═══ AUSGEWÄHLTER TEXTAUSZUG

Sozialismus:Der Staat als Maschine

PKW Trabant wird 50  - Produktion am Fließband

Beim ersten Versuch funktionierte die Planwirtschaft nicht so ganz: Trabant-Produktion in Zwickau 1970.

(Foto: dpa)

Sozialismus mit dem Supercomputer? Linke träumen davon, die Planwirtschaft mit moderner Technik doch noch zum Laufen zu bringen.

Von Adrian Lobe

Derzeit zeigt sich in Venezuela die Hybris der Planwirtschaft: leere Supermarktregale, eine Hyperinflation von 1000 Prozent, lange Schlangen an den Zapfsäulen. Und das, obwohl das südamerikanische Land die größten Erdölreserven der Welt besitzt.

Der Chavismus, eine Spielart des Sozialismus, ist sowohl als gesellschaftliches als auch wirtschaftliches Modell gescheitert. Der steuerungstheoretische Einwand, den die ökonomische Klassik, wie sie etwa der österreichische Ökonom und Sozialphilosoph Friedrich August von Hayek vertrat, gegen den Sozialismus vorbrachte, war, dass der Planer nie bessere Echtzeitinformationen haben kann als der Markt. Der Staat vermag nicht mit einer Volkswirtschaftlichen Gesamtrechnung (VGR) den Bedarf von Autos oder Büchern zu antizipieren. Durch die Fortschritte der Informationstechnologie, wo Unternehmen (Stichwort Big Data) massenhaft Daten analysieren und Präferenzen vorhersehen und die Gesellschaft zum Betriebssystem mit algorithmischen Feedbackschleifen wird, könnte dieser Einwand jedoch hinfällig sein.

══════
═══ AUSGEWÄHLTE DATEN

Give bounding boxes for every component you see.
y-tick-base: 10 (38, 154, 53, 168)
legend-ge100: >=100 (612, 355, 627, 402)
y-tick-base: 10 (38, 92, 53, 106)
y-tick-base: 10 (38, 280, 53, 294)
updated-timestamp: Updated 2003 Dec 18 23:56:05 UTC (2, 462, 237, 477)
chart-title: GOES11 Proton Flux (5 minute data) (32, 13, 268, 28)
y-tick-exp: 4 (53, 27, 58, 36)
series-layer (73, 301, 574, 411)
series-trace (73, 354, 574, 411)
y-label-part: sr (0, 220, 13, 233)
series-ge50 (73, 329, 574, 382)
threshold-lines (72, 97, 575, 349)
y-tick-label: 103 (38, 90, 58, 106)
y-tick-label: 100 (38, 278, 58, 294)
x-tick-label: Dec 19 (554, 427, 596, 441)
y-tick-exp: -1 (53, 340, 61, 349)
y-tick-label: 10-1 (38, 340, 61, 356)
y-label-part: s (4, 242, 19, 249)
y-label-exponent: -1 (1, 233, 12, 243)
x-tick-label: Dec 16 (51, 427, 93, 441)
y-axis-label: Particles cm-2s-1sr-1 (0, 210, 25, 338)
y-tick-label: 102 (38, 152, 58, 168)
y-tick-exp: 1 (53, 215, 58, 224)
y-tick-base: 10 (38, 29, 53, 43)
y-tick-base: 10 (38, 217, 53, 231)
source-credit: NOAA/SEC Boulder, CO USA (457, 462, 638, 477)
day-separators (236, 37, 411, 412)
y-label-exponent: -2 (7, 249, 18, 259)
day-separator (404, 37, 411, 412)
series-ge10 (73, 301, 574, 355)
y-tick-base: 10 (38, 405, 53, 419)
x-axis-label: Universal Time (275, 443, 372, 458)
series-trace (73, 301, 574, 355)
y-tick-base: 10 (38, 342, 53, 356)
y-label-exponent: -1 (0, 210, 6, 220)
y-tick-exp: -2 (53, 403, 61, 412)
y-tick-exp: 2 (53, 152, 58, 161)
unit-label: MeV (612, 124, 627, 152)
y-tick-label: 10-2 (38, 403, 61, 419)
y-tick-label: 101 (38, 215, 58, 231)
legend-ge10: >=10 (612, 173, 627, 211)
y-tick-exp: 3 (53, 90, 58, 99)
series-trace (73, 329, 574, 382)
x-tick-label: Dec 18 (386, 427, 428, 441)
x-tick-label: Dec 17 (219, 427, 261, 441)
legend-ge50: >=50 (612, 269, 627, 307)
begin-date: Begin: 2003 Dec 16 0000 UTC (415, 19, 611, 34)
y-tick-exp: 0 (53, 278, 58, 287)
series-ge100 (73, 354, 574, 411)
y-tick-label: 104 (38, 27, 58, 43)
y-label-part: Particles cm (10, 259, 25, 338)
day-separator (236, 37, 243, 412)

══════

## [ZU ERLEDIGENDE AUFGABEN]
(1) Welches Land besitzt laut dem Textauszug die größten Erdölreserven der Welt?
(2) Ändere im Textauszug die Passage von „Sozialismus:Der Staat als“ bis „Erdölreserven der Welt besitzt.“ so ab, dass „Zentralverwaltungswirtschaft“ an die Stelle von „Planwirtschaft“ tritt.
Beziehe dich ausschließlich auf den Textauszug und nicht auf die Auflistung.

## [LÖSUNGEN DER REIHE NACH]
(1) Venezuela.

(2)
Sozialismus:Der Staat als Maschine

PKW Trabant wird 50  - Produktion am Fließband

Beim ersten Versuch funktionierte die Zentralverwaltungswirtschaft nicht so ganz: Trabant-Produktion in Zwickau 1970.

(Foto: dpa)

Sozialismus mit dem Supercomputer? Linke träumen davon, die Zentralverwaltungswirtschaft mit moderner Technik doch noch zum Laufen zu bringen.

Von Adrian Lobe

Derzeit zeigt sich in Venezuela die Hybris der Zentralverwaltungswirtschaft: leere Supermarktregale, eine Hyperinflation von 1000 Prozent, lange Schlangen an den Zapfsäulen. Und das, obwohl das südamerikanische Land die größten Erdölreserven der Welt besitzt.